REQUIRED TASK: Give every line of the material again, exactly as written.

INFORMATION SHOWN:
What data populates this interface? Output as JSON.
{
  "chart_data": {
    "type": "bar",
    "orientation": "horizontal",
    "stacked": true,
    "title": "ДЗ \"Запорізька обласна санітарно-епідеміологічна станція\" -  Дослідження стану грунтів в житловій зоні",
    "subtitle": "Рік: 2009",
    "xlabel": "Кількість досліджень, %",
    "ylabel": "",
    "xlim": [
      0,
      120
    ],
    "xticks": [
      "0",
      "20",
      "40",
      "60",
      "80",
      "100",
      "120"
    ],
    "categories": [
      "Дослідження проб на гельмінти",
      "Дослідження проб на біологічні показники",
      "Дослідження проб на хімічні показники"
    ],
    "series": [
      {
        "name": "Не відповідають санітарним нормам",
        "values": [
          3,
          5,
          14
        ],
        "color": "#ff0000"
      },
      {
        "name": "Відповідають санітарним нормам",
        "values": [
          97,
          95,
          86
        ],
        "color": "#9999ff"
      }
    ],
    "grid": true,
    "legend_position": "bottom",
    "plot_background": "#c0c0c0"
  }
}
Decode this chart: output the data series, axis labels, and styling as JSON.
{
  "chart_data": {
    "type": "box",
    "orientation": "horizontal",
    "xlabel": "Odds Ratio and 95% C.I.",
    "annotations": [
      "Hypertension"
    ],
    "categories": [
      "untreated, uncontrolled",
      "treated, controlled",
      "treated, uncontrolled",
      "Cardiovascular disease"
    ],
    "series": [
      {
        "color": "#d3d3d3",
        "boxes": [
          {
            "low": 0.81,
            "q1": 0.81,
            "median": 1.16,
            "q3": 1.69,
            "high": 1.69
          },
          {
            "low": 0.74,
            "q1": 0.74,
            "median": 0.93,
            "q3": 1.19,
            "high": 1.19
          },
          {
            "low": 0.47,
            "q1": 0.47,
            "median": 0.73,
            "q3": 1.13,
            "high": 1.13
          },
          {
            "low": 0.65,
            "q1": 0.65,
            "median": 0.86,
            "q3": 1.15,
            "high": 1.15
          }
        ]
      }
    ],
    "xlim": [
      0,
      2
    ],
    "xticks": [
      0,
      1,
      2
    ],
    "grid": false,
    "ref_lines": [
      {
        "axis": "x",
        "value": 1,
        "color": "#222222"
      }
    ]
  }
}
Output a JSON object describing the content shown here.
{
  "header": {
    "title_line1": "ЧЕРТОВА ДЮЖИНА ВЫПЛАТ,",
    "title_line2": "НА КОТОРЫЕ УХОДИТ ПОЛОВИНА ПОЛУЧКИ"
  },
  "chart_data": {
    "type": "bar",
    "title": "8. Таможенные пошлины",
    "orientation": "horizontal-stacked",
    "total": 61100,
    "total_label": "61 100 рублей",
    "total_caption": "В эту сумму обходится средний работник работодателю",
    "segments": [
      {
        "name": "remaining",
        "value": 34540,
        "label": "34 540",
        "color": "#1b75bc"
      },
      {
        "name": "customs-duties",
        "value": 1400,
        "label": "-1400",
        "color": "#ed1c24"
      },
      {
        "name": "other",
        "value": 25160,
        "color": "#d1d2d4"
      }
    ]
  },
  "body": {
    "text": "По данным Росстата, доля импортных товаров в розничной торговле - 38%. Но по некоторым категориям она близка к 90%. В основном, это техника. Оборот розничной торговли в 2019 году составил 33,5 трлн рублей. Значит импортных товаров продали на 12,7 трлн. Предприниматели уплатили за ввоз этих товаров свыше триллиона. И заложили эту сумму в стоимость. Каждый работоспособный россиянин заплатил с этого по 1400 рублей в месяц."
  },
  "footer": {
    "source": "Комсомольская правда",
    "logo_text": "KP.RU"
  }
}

COMPLETE RESPONSE:
What data populates this interface? Output as JSON.
{
  "chart_data": {
    "type": "bar",
    "orientation": "horizontal",
    "stacked": true,
    "title": "ДЗ \"Запорізька обласна санітарно-епідеміологічна станція\" -  Дослідження стану грунтів в житловій зоні",
    "subtitle": "Рік: 2009",
    "xlabel": "Кількість досліджень, %",
    "ylabel": "",
    "xlim": [
      0,
      120
    ],
    "xticks": [
      "0",
      "20",
      "40",
      "60",
      "80",
      "100",
      "120"
    ],
    "categories": [
      "Дослідження проб на гельмінти",
      "Дослідження проб на біологічні показники",
      "Дослідження проб на хімічні показники"
    ],
    "series": [
      {
        "name": "Не відповідають санітарним нормам",
        "values": [
          3,
          5,
          14
        ],
        "color": "#ff0000"
      },
      {
        "name": "Відповідають санітарним нормам",
        "values": [
          97,
          95,
          86
        ],
        "color": "#9999ff"
      }
    ],
    "grid": true,
    "legend_position": "bottom",
    "plot_background": "#c0c0c0"
  }
}
Decode this chart: output the data series, axis labels, and styling as JSON.
{
  "chart_data": {
    "type": "box",
    "orientation": "horizontal",
    "xlabel": "Odds Ratio and 95% C.I.",
    "annotations": [
      "Hypertension"
    ],
    "categories": [
      "untreated, uncontrolled",
      "treated, controlled",
      "treated, uncontrolled",
      "Cardiovascular disease"
    ],
    "series": [
      {
        "color": "#d3d3d3",
        "boxes": [
          {
            "low": 0.81,
            "q1": 0.81,
            "median": 1.16,
            "q3": 1.69,
            "high": 1.69
          },
          {
            "low": 0.74,
            "q1": 0.74,
            "median": 0.93,
            "q3": 1.19,
            "high": 1.19
          },
          {
            "low": 0.47,
            "q1": 0.47,
            "median": 0.73,
            "q3": 1.13,
            "high": 1.13
          },
          {
            "low": 0.65,
            "q1": 0.65,
            "median": 0.86,
            "q3": 1.15,
            "high": 1.15
          }
        ]
      }
    ],
    "xlim": [
      0,
      2
    ],
    "xticks": [
      0,
      1,
      2
    ],
    "grid": false,
    "ref_lines": [
      {
        "axis": "x",
        "value": 1,
        "color": "#222222"
      }
    ]
  }
}
Output a JSON object describing the content shown here.
{
  "header": {
    "title_line1": "ЧЕРТОВА ДЮЖИНА ВЫПЛАТ,",
    "title_line2": "НА КОТОРЫЕ УХОДИТ ПОЛОВИНА ПОЛУЧКИ"
  },
  "chart_data": {
    "type": "bar",
    "title": "8. Таможенные пошлины",
    "orientation": "horizontal-stacked",
    "total": 61100,
    "total_label": "61 100 рублей",
    "total_caption": "В эту сумму обходится средний работник работодателю",
    "segments": [
      {
        "name": "remaining",
        "value": 34540,
        "label": "34 540",
        "color": "#1b75bc"
      },
      {
        "name": "customs-duties",
        "value": 1400,
        "label": "-1400",
        "color": "#ed1c24"
      },
      {
        "name": "other",
        "value": 25160,
        "color": "#d1d2d4"
      }
    ]
  },
  "body": {
    "text": "По данным Росстата, доля импортных товаров в розничной торговле - 38%. Но по некоторым категориям она близка к 90%. В основном, это техника. Оборот розничной торговли в 2019 году составил 33,5 трлн рублей. Значит импортных товаров продали на 12,7 трлн. Предприниматели уплатили за ввоз этих товаров свыше триллиона. И заложили эту сумму в стоимость. Каждый работоспособный россиянин заплатил с этого по 1400 рублей в месяц."
  },
  "footer": {
    "source": "Комсомольская правда",
    "logo_text": "KP.RU"
  }
}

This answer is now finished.